Altogether I've raised over £120,000 for my charities including The Christie, Cancer Research UK, the Rosemere Cancer Foundation, and ABF (The Soldiers' Charity) and I was mightily chuffed to receive the British Empire Medal in the 2014 New Year's Honours List.

I'm a Rotarian and give illustrated talks about my adventures in exchange for a donation to charity, so if you're looking for a speaker leave me a message. I am also Event Organiser for the Ribble Valley Ride Cycle Sportive, to be held this year on Sunday 5 September 2021 - more details at www.ribblevalleyride.org

You can also follow me on Twitter - @CancerBikeMan and on Facebook - just search for Bill Honeywell

Cancer Research UK is the world's leading charity dedicated to beating cancer through research, whilst The Rosemere does fantastic work for patients in Lancashire and South Cumbria.

Monday, 30 May 2011

What a Difference a Day Makes…

Day 18 – Achmelvich to Durness – 59.6 miles

Al set off for home last night and got as far as Aviemore before diving into a Bunk Barn and getting some well-earned rest.  Last night I got to looking back on Al’s involvement in the week – the wettest, stormiest week I can remember.  On the first morning when the weather was really wet, he found the Smoke House at Port Appin with scones and coffee; then we were hit by the storms and when the tree fell on the van he was a great help co-ordinating the chain-saw men and making sure the van wasn’t further damaged; as the gales hit us again on Tuesday he managed to keep going around Kingairloch; and on the Bealach na Ba, when the weather was at its absolute severest, he kept his head, we got safely to Applecross, and managed to finish it off the following day. Yes Al, I’m beginning to think you’re a jinx!! (Only kidding old chap!)

- [WORK ORDER]:
According to the cycling blog excerpt, what award did the writer receive in the 2014 New Year's Honours List?

- [EXTRACTED DATA]:
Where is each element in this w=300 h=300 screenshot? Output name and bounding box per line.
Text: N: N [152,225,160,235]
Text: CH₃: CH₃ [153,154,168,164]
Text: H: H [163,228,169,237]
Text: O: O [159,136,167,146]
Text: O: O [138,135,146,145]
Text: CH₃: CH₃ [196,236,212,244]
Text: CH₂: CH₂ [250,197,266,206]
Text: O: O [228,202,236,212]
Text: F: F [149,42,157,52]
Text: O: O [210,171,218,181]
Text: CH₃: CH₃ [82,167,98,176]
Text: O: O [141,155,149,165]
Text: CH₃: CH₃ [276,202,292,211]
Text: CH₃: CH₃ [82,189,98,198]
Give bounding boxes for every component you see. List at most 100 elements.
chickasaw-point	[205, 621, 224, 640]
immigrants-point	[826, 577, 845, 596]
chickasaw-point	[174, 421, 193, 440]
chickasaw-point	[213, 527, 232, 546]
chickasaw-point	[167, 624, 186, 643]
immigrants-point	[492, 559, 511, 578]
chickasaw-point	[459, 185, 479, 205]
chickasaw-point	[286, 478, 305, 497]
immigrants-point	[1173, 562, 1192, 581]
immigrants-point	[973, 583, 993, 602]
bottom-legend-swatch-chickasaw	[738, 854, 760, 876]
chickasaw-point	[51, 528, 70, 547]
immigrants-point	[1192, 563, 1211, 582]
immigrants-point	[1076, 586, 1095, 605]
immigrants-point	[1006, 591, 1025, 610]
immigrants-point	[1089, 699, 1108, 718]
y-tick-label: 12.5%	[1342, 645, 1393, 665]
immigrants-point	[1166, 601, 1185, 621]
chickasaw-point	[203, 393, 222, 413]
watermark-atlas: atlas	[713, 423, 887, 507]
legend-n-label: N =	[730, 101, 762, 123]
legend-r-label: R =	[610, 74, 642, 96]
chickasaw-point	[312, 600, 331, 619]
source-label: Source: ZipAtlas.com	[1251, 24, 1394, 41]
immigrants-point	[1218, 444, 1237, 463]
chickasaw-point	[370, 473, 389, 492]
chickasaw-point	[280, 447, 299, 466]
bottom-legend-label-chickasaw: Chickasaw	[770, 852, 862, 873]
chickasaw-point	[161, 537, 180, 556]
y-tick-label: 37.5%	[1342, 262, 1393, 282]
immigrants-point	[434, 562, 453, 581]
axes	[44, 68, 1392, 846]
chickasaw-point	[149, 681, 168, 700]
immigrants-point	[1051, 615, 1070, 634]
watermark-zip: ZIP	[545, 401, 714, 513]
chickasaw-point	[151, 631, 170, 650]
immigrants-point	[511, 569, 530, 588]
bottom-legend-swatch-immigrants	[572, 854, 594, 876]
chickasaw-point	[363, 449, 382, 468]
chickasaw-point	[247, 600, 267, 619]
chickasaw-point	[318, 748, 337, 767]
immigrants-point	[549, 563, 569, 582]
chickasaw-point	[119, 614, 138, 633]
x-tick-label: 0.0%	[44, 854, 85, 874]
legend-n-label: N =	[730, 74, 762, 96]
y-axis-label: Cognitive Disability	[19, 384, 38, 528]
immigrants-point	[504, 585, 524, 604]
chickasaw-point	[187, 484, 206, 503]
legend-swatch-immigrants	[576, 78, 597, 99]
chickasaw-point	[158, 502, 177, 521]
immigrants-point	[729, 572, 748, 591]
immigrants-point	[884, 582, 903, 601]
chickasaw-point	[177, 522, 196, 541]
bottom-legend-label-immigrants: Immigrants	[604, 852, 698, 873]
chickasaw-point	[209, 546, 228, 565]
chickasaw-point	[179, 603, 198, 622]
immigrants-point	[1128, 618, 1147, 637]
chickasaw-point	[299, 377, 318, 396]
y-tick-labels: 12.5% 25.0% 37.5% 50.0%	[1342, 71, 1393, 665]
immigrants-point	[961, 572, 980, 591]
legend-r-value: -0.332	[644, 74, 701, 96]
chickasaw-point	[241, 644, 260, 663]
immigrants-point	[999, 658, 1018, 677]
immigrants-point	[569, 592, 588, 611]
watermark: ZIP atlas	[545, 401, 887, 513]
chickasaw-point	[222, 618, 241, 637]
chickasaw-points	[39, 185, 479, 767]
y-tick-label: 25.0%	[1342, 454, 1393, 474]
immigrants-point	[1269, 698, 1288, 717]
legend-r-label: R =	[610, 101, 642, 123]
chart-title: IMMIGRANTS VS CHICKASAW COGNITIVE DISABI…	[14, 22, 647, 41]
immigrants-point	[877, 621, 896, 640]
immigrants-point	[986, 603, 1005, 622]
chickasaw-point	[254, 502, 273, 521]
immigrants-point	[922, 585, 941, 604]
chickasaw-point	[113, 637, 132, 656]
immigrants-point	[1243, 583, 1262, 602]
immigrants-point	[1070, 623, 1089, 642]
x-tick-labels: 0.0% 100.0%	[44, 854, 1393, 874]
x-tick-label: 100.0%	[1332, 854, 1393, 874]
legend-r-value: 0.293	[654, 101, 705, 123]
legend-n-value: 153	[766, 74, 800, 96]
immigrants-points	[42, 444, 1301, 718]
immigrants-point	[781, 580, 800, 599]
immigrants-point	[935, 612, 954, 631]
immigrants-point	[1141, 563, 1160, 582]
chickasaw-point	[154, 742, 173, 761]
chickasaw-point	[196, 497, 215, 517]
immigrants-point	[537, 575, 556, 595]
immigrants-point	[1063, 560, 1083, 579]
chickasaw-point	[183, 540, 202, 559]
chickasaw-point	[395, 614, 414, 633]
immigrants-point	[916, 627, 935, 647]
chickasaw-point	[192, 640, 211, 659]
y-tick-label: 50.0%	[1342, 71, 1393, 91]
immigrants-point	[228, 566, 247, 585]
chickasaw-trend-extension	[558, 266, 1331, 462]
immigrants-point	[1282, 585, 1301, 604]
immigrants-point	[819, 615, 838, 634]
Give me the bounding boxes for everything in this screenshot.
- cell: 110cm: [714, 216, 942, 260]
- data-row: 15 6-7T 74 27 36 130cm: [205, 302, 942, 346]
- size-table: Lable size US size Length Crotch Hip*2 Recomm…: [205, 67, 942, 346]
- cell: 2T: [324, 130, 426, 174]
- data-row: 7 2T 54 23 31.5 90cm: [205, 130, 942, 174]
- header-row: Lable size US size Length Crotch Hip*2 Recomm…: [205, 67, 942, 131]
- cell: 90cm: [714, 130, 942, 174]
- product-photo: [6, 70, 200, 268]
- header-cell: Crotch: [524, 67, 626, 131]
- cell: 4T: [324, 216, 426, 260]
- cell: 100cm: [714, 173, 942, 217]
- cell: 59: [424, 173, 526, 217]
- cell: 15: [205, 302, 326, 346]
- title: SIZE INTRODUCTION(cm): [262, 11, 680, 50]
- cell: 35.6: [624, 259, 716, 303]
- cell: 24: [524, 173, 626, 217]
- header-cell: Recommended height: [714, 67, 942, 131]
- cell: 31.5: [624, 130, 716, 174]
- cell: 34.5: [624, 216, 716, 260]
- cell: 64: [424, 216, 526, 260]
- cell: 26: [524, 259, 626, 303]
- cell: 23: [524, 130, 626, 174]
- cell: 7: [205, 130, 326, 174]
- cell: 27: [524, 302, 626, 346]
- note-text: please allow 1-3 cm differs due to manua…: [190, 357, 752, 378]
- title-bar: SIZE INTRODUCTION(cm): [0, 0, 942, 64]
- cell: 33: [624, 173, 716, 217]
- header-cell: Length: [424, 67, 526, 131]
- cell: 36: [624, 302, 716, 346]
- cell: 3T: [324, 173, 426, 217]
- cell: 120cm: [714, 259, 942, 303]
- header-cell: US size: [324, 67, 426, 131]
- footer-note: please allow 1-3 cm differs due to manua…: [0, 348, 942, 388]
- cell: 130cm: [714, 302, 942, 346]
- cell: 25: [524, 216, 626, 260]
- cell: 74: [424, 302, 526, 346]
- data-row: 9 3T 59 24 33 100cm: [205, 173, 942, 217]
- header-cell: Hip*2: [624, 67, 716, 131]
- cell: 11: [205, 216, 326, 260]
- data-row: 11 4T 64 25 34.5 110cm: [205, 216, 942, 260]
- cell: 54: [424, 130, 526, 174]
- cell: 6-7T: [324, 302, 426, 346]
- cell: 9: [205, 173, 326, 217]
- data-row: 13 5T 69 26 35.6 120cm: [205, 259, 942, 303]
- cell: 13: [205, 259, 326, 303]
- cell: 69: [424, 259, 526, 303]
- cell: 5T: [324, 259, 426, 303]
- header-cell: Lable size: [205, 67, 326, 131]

- [TASK ANSWER]:
The British Empire Medal.